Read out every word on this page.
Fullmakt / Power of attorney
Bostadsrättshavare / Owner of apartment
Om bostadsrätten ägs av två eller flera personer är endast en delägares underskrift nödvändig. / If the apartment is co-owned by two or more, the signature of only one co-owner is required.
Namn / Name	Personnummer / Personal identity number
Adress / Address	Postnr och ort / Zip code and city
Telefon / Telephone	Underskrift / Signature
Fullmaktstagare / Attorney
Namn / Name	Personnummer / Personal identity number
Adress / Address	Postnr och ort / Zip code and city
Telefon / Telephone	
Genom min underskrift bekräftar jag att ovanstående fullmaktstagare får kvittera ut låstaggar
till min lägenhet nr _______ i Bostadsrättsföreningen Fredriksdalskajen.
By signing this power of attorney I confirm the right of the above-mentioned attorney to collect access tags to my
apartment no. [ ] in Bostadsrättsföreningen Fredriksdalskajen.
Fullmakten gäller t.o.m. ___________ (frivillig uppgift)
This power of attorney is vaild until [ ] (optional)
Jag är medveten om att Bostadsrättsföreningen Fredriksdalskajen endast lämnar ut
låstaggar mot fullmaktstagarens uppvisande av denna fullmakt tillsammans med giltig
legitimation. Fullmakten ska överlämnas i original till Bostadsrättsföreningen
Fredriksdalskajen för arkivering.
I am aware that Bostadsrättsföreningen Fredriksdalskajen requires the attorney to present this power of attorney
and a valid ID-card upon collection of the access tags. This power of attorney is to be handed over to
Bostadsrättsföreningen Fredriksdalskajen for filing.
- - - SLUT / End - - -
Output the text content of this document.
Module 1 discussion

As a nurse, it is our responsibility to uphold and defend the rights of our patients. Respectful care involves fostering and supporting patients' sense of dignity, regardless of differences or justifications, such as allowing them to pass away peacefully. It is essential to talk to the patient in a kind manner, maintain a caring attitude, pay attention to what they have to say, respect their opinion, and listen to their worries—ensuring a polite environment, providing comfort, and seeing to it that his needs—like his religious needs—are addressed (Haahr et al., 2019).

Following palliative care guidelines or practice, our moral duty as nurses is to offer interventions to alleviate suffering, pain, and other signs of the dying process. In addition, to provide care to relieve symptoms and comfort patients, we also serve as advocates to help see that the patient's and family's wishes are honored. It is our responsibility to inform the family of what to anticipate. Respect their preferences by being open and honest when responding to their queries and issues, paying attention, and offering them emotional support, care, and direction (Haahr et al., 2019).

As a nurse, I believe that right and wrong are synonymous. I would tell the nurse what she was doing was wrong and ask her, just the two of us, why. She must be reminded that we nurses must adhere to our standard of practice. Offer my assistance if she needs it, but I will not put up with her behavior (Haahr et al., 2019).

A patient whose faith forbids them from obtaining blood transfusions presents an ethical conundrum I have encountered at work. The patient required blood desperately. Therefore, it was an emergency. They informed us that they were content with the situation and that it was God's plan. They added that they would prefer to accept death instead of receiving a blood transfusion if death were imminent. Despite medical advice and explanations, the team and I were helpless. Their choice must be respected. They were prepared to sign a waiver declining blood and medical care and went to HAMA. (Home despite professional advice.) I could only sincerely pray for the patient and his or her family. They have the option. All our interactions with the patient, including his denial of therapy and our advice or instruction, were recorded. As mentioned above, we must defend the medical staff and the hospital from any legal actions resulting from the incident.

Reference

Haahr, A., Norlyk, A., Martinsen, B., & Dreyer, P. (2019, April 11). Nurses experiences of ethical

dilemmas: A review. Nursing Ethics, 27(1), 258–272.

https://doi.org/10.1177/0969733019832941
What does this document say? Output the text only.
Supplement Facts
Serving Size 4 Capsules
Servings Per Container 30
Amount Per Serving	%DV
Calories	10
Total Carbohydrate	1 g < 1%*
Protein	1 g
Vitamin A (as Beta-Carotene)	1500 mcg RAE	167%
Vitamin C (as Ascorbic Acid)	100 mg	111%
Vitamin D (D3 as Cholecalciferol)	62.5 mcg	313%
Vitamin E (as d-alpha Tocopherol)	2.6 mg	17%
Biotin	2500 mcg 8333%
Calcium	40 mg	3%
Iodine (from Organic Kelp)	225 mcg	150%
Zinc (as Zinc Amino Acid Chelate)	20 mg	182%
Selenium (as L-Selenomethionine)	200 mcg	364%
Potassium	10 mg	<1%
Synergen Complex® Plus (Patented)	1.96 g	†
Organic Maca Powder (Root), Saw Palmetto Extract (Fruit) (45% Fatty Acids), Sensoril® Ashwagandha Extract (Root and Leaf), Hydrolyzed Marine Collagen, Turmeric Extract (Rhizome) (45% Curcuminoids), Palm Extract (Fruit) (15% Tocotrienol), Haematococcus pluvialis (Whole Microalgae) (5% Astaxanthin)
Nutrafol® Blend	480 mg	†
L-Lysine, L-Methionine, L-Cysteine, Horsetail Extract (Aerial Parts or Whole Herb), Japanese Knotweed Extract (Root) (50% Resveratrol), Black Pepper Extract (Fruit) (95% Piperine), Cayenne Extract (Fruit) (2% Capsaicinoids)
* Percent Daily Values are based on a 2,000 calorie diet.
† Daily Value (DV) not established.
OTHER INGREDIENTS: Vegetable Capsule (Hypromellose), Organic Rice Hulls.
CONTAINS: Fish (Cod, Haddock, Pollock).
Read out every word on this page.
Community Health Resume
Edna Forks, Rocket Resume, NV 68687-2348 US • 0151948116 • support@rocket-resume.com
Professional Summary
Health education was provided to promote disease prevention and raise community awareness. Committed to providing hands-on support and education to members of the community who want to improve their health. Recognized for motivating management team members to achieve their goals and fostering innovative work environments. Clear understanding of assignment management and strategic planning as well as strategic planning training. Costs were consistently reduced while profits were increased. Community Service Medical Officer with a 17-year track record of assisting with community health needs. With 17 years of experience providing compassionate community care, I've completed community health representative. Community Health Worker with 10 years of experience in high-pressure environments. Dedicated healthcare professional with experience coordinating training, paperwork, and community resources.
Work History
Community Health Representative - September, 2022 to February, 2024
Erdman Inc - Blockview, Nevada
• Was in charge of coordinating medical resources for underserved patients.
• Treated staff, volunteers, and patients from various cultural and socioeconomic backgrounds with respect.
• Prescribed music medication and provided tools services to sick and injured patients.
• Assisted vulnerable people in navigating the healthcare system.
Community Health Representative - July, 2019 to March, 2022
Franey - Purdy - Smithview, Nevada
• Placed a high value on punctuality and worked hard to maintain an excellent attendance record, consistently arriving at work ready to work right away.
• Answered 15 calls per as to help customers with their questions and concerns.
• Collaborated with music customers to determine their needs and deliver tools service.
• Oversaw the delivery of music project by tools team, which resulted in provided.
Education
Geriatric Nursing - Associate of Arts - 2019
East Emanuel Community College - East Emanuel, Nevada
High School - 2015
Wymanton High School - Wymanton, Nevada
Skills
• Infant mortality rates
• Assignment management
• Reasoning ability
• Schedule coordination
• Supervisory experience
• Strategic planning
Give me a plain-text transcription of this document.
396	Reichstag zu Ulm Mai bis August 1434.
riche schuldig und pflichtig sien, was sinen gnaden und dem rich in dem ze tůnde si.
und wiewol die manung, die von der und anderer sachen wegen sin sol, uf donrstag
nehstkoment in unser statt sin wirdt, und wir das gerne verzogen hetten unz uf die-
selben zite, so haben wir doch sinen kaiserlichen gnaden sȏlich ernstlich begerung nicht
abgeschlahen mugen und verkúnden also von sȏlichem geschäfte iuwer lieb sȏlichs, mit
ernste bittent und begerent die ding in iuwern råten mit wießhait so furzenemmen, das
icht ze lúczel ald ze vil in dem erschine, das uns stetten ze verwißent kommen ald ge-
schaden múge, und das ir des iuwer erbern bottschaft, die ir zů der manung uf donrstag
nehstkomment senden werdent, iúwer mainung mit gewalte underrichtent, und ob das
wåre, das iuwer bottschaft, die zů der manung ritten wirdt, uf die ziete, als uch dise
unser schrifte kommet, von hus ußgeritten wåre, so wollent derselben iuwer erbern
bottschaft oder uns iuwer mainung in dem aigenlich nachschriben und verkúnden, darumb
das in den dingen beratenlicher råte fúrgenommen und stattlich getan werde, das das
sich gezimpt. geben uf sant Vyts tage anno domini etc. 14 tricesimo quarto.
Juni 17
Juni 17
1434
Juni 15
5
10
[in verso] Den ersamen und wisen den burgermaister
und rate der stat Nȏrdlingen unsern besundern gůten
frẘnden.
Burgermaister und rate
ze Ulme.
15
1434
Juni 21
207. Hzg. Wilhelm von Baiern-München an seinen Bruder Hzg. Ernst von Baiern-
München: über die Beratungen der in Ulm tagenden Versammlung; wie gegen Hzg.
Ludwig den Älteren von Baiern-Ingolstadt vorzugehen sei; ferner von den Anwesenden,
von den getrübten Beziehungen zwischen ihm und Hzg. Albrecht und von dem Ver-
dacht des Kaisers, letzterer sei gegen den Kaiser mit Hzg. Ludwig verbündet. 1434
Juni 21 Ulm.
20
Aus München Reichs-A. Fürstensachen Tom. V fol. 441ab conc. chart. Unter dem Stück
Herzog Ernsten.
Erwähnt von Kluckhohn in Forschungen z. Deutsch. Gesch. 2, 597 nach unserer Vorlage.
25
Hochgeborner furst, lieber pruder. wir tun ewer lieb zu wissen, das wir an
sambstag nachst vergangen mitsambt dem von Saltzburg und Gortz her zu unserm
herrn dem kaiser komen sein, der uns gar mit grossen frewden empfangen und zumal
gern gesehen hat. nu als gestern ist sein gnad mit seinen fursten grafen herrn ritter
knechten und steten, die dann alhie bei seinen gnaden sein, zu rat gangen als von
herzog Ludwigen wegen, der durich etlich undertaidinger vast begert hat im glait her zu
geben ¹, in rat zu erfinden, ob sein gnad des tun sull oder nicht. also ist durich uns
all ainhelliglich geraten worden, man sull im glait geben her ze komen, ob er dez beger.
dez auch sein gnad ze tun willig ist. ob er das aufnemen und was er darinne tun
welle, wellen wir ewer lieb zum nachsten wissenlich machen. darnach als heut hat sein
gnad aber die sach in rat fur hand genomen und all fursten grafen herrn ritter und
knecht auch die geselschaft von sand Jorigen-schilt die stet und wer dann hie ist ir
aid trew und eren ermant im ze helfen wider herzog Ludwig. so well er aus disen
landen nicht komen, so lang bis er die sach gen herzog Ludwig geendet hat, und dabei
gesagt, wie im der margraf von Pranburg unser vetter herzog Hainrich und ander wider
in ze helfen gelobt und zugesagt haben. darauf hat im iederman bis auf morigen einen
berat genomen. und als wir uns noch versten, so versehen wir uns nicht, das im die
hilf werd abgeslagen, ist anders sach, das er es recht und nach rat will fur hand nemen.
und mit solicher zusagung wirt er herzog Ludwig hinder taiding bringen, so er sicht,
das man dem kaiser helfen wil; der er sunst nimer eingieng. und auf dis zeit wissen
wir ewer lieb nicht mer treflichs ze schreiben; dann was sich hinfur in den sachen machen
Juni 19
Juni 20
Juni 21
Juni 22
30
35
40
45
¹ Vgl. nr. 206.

——————

Exercise goal: Your task is to copy every line in the entries that holds the string "management".

Answer section:
Health education was provided to promote disease prevention and raise community awareness. Committed to providing hands-on support and education to members of the community who want to improve their health. Recognized for motivating management team members to achieve their goals and fostering innovative work environments. Clear understanding of assignment management and strategic planning as well as strategic planning training. Costs were consistently reduced while profits were increased. Community Service Medical Officer with a 17-year track record of assisting with community health needs. With 17 years of experience providing compassionate community care, I've completed community health representative. Community Health Worker with 10 years of experience in high-pressure environments. Dedicated healthcare professional with experience coordinating training, paperwork, and community resources.
• Assignment management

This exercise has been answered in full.